### What the exercise asks
Extract, from the listing that follows, each line containing the word "realizaron".

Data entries

(begin)

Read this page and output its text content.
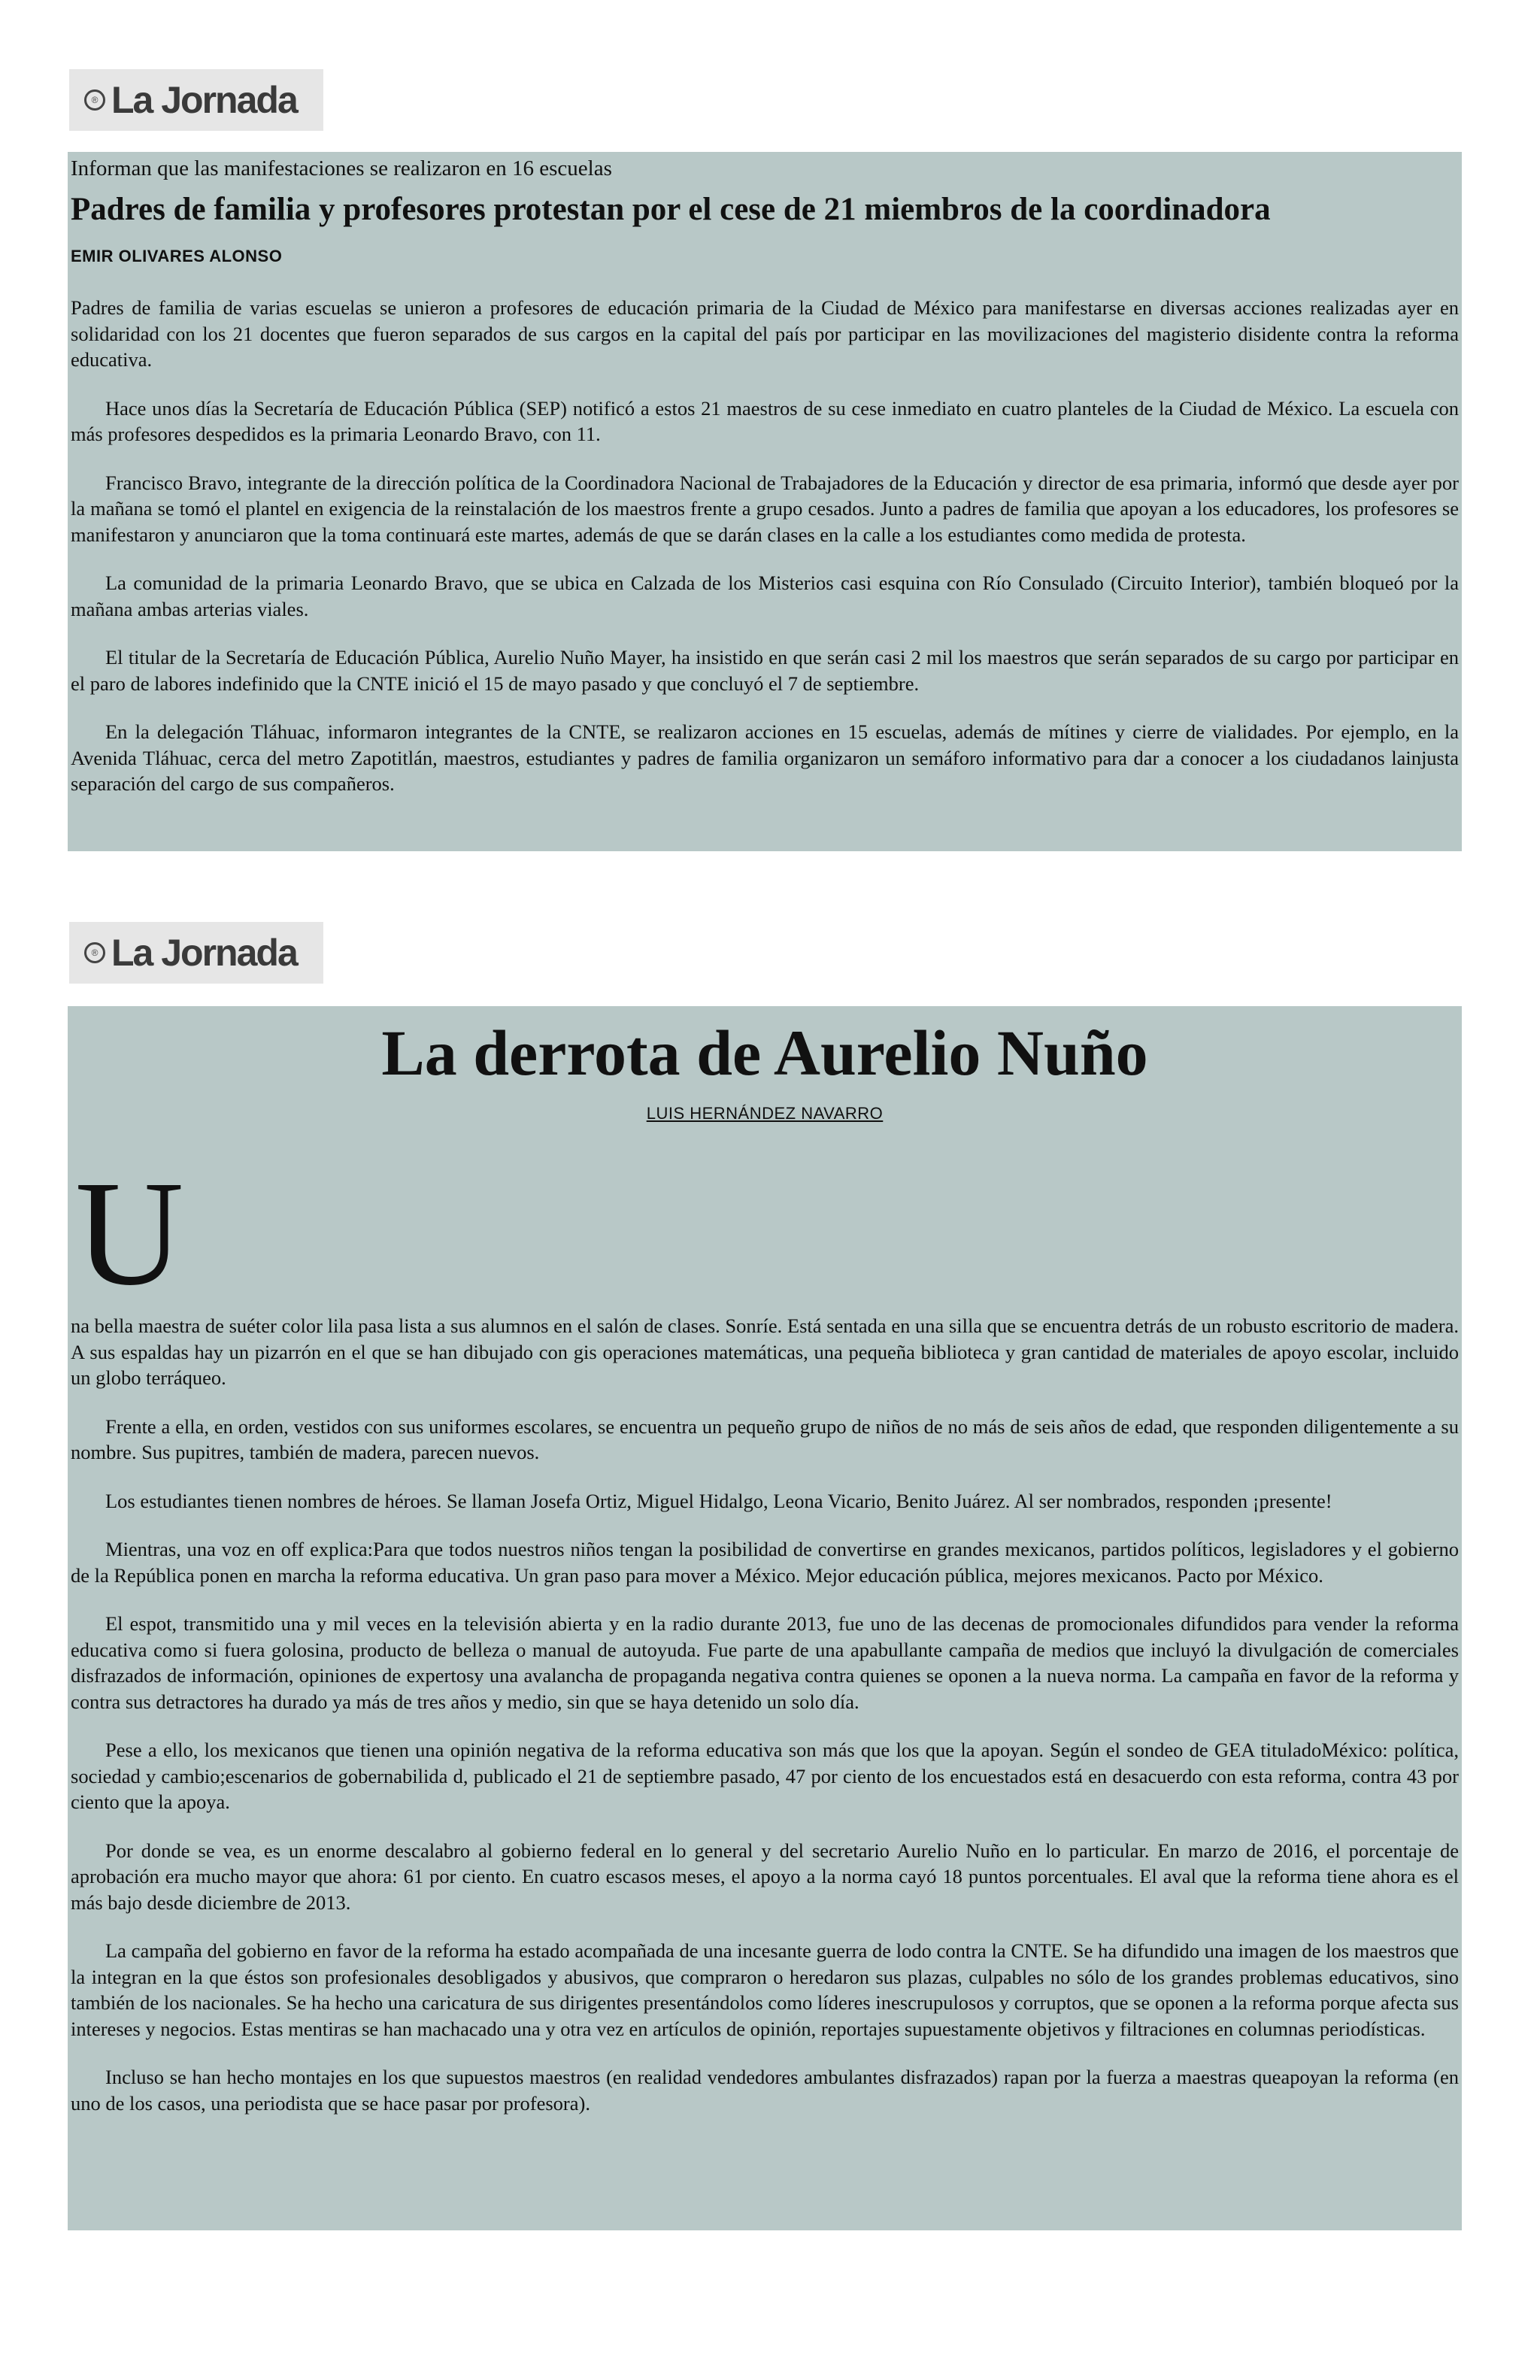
® La Jornada
Informan que las manifestaciones se realizaron en 16 escuelas
Padres de familia y profesores protestan por el cese de 21 miembros de la coordinadora
EMIR OLIVARES ALONSO

Padres de familia de varias escuelas se unieron a profesores de educación primaria de la Ciudad de México para manifestarse en diversas acciones realizadas ayer en solidaridad con los 21 docentes que fueron separados de sus cargos en la capital del país por participar en las movilizaciones del magisterio disidente contra la reforma educativa.

Hace unos días la Secretaría de Educación Pública (SEP) notificó a estos 21 maestros de su cese inmediato en cuatro planteles de la Ciudad de México. La escuela con más profesores despedidos es la primaria Leonardo Bravo, con 11.

Francisco Bravo, integrante de la dirección política de la Coordinadora Nacional de Trabajadores de la Educación y director de esa primaria, informó que desde ayer por la mañana se tomó el plantel en exigencia de la reinstalación de los maestros frente a grupo cesados. Junto a padres de familia que apoyan a los educadores, los profesores se manifestaron y anunciaron que la toma continuará este martes, además de que se darán clases en la calle a los estudiantes como medida de protesta.

La comunidad de la primaria Leonardo Bravo, que se ubica en Calzada de los Misterios casi esquina con Río Consulado (Circuito Interior), también bloqueó por la mañana ambas arterias viales.

El titular de la Secretaría de Educación Pública, Aurelio Nuño Mayer, ha insistido en que serán casi 2 mil los maestros que serán separados de su cargo por participar en el paro de labores indefinido que la CNTE inició el 15 de mayo pasado y que concluyó el 7 de septiembre.

En la delegación Tláhuac, informaron integrantes de la CNTE, se realizaron acciones en 15 escuelas, además de mítines y cierre de vialidades. Por ejemplo, en la Avenida Tláhuac, cerca del metro Zapotitlán, maestros, estudiantes y padres de familia organizaron un semáforo informativo para dar a conocer a los ciudadanos lainjusta separación del cargo de sus compañeros.

® La Jornada
La derrota de Aurelio Nuño
LUIS HERNÁNDEZ NAVARRO
U

na bella maestra de suéter color lila pasa lista a sus alumnos en el salón de clases. Sonríe. Está sentada en una silla que se encuentra detrás de un robusto escritorio de madera. A sus espaldas hay un pizarrón en el que se han dibujado con gis operaciones matemáticas, una pequeña biblioteca y gran cantidad de materiales de apoyo escolar, incluido un globo terráqueo.

Frente a ella, en orden, vestidos con sus uniformes escolares, se encuentra un pequeño grupo de niños de no más de seis años de edad, que responden diligentemente a su nombre. Sus pupitres, también de madera, parecen nuevos.

Los estudiantes tienen nombres de héroes. Se llaman Josefa Ortiz, Miguel Hidalgo, Leona Vicario, Benito Juárez. Al ser nombrados, responden ¡presente!

Mientras, una voz en off explica:Para que todos nuestros niños tengan la posibilidad de convertirse en grandes mexicanos, partidos políticos, legisladores y el gobierno de la República ponen en marcha la reforma educativa. Un gran paso para mover a México. Mejor educación pública, mejores mexicanos. Pacto por México.

El espot, transmitido una y mil veces en la televisión abierta y en la radio durante 2013, fue uno de las decenas de promocionales difundidos para vender la reforma educativa como si fuera golosina, producto de belleza o manual de autoyuda. Fue parte de una apabullante campaña de medios que incluyó la divulgación de comerciales disfrazados de información, opiniones de expertosy una avalancha de propaganda negativa contra quienes se oponen a la nueva norma. La campaña en favor de la reforma y contra sus detractores ha durado ya más de tres años y medio, sin que se haya detenido un solo día.

Pese a ello, los mexicanos que tienen una opinión negativa de la reforma educativa son más que los que la apoyan. Según el sondeo de GEA tituladoMéxico: política, sociedad y cambio;escenarios de gobernabilida d, publicado el 21 de septiembre pasado, 47 por ciento de los encuestados está en desacuerdo con esta reforma, contra 43 por ciento que la apoya.

Por donde se vea, es un enorme descalabro al gobierno federal en lo general y del secretario Aurelio Nuño en lo particular. En marzo de 2016, el porcentaje de aprobación era mucho mayor que ahora: 61 por ciento. En cuatro escasos meses, el apoyo a la norma cayó 18 puntos porcentuales. El aval que la reforma tiene ahora es el más bajo desde diciembre de 2013.

La campaña del gobierno en favor de la reforma ha estado acompañada de una incesante guerra de lodo contra la CNTE. Se ha difundido una imagen de los maestros que la integran en la que éstos son profesionales desobligados y abusivos, que compraron o heredaron sus plazas, culpables no sólo de los grandes problemas educativos, sino también de los nacionales. Se ha hecho una caricatura de sus dirigentes presentándolos como líderes inescrupulosos y corruptos, que se oponen a la reforma porque afecta sus intereses y negocios. Estas mentiras se han machacado una y otra vez en artículos de opinión, reportajes supuestamente objetivos y filtraciones en columnas periodísticas.

Incluso se han hecho montajes en los que supuestos maestros (en realidad vendedores ambulantes disfrazados) rapan por la fuerza a maestras queapoyan la reforma (en uno de los casos, una periodista que se hace pasar por profesora).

(end)

### The result
Informan que las manifestaciones se realizaron en 16 escuelas
En la delegación Tláhuac, informaron integrantes de la CNTE, se realizaron acciones en 15 escuelas, además de mítines y cierre de vialidades. Por ejemplo, en la Avenida Tláhuac, cerca del metro Zapotitlán, maestros, estudiantes y padres de familia organizaron un semáforo informativo para dar a conocer a los ciudadanos lainjusta separación del cargo de sus compañeros.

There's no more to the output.